Copy each line containing the word "ÖZALP" from the records that follow, please.

··· INFORMATION SHOWN

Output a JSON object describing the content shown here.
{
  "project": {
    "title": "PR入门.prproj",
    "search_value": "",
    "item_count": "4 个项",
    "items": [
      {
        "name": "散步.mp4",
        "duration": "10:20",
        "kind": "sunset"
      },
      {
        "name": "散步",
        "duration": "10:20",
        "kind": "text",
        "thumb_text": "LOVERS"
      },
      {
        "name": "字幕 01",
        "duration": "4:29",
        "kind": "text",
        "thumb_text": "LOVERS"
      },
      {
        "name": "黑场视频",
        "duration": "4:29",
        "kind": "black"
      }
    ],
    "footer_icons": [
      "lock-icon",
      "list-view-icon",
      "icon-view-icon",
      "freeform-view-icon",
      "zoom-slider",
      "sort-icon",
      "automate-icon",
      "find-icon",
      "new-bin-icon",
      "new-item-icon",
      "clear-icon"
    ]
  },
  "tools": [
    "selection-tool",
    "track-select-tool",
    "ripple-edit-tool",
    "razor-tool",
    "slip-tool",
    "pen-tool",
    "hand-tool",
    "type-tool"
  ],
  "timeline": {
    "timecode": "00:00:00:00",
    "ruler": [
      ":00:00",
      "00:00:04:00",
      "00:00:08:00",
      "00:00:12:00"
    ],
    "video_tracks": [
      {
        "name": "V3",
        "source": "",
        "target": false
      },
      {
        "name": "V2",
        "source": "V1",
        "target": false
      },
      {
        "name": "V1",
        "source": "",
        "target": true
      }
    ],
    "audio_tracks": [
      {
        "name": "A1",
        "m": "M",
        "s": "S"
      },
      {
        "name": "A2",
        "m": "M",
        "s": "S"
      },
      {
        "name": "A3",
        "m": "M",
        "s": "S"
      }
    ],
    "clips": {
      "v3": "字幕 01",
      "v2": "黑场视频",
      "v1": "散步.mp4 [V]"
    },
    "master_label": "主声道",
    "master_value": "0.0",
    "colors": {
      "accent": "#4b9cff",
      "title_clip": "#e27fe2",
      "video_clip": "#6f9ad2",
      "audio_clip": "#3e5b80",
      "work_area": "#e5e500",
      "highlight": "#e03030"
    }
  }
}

······
··· INFORMATION SHOWN

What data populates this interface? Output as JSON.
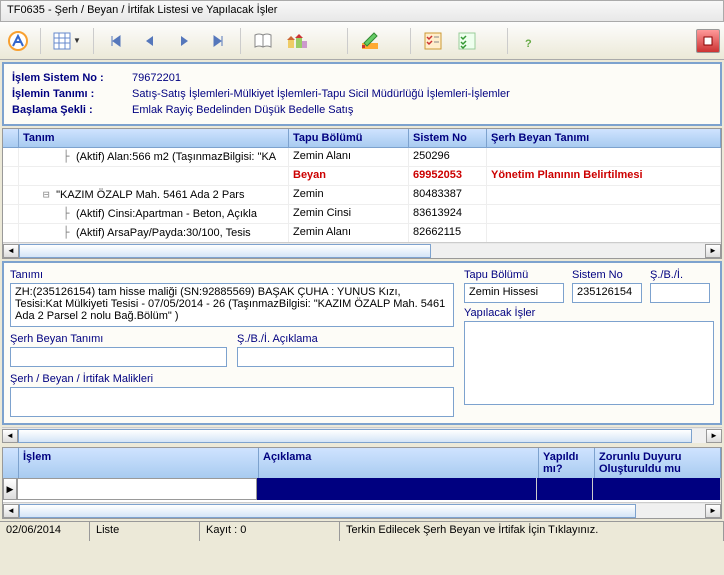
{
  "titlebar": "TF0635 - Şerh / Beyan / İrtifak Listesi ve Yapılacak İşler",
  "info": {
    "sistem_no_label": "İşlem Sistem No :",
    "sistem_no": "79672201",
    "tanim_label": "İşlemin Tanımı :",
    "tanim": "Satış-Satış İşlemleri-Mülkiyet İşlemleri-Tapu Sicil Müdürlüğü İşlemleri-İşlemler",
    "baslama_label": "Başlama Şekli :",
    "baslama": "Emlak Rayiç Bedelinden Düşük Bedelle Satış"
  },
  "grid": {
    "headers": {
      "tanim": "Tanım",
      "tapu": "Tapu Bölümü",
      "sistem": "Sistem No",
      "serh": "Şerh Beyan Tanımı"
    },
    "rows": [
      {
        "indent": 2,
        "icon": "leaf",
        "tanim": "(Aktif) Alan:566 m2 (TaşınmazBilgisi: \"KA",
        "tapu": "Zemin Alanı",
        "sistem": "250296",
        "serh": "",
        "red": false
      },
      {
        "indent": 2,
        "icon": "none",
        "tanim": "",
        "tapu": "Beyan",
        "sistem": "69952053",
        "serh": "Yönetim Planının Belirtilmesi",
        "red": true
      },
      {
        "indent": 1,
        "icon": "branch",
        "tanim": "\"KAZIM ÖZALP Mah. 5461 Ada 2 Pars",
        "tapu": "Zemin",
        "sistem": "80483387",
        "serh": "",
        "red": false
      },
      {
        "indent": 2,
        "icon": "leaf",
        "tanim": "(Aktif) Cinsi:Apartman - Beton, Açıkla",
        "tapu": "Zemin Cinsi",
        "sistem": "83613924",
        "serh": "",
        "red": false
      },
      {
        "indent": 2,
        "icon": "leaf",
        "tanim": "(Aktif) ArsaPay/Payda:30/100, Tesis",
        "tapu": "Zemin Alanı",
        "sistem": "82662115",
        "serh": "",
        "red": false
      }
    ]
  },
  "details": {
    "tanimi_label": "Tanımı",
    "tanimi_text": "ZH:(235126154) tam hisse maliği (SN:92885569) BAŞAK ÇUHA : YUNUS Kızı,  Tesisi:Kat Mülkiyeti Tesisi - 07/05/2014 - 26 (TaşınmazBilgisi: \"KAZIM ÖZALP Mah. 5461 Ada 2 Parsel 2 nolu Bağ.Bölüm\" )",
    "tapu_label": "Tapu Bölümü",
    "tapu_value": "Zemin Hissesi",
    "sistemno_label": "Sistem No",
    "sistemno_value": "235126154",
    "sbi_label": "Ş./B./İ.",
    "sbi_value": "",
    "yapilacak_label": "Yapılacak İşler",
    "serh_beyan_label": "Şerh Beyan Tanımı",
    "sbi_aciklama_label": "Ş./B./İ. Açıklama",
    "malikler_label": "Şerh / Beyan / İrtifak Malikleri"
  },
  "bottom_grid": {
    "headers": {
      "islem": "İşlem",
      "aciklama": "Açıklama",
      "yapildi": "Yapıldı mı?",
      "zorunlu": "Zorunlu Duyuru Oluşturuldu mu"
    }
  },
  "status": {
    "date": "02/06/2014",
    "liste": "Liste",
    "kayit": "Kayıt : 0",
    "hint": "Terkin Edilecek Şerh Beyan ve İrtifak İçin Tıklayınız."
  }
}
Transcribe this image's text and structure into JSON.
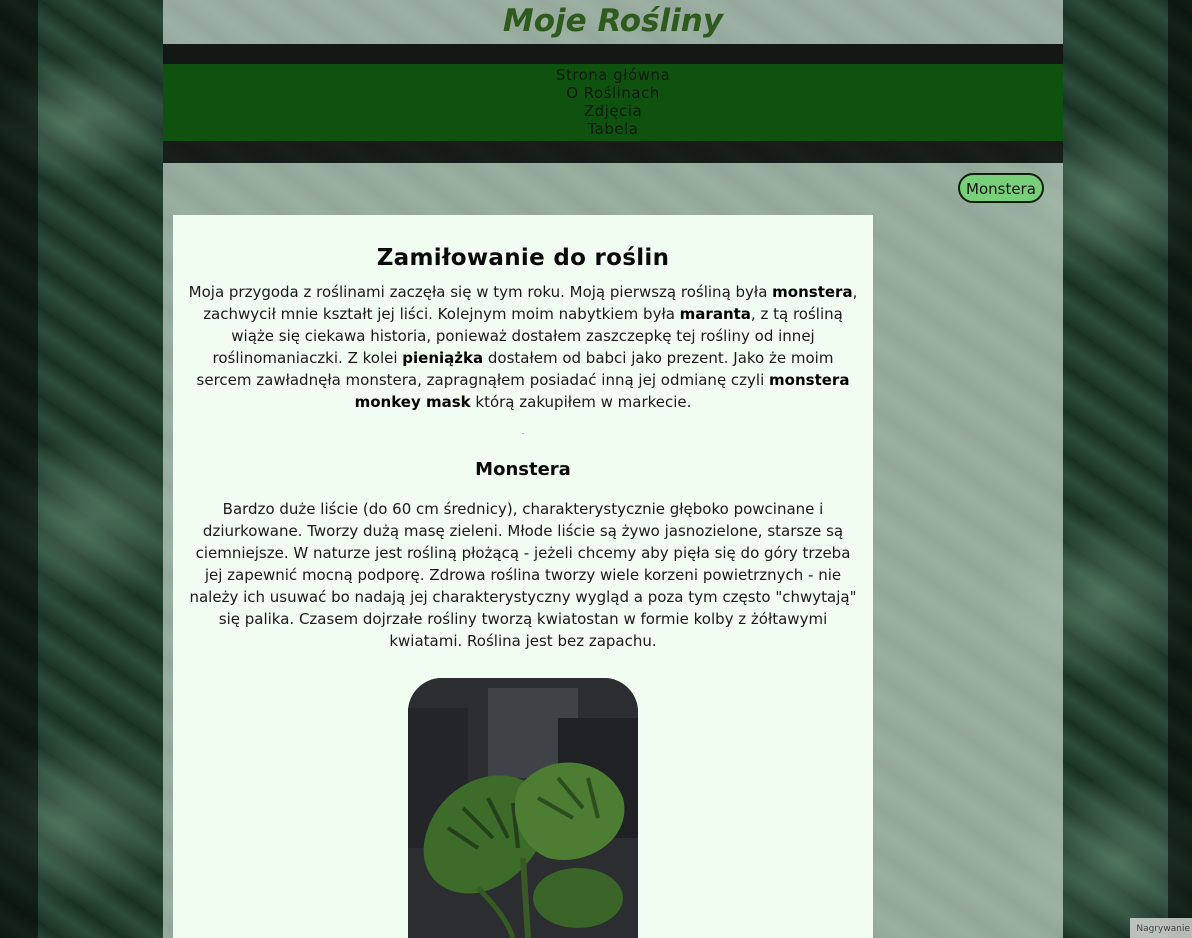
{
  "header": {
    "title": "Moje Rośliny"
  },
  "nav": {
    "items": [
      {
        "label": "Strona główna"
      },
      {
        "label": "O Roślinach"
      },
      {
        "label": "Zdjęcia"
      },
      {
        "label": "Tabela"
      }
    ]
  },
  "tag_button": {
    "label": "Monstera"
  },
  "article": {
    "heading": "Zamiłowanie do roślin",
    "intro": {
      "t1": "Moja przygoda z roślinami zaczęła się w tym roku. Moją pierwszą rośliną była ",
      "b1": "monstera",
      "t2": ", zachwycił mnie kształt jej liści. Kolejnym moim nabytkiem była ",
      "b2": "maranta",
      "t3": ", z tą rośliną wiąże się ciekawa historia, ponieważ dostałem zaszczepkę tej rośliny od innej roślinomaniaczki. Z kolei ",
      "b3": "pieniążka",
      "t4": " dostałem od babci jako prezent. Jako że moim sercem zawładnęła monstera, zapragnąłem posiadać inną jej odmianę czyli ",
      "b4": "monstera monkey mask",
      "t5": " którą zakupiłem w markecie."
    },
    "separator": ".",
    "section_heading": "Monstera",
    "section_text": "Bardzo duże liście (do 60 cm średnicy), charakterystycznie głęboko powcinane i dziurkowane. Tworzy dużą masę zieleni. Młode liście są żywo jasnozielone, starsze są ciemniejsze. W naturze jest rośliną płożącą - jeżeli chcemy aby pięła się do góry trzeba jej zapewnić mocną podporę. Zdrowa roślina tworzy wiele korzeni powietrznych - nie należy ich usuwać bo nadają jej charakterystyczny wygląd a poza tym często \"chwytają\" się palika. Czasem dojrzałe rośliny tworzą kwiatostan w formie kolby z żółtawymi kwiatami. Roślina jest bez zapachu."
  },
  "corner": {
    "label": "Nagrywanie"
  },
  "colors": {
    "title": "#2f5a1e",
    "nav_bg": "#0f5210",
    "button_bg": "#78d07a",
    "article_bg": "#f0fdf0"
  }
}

······

**PROBLEM SOLUTION:**
        "tanim": "\"KAZIM ÖZALP Mah. 5461 Ada 2 Pars",
    "tanimi_text": "ZH:(235126154) tam hisse maliği (SN:92885569) BAŞAK ÇUHA : YUNUS Kızı,  Tesisi:Kat Mülkiyeti Tesisi - 07/05/2014 - 26 (TaşınmazBilgisi: \"KAZIM ÖZALP Mah. 5461 Ada 2 Parsel 2 nolu Bağ.Bölüm\" )",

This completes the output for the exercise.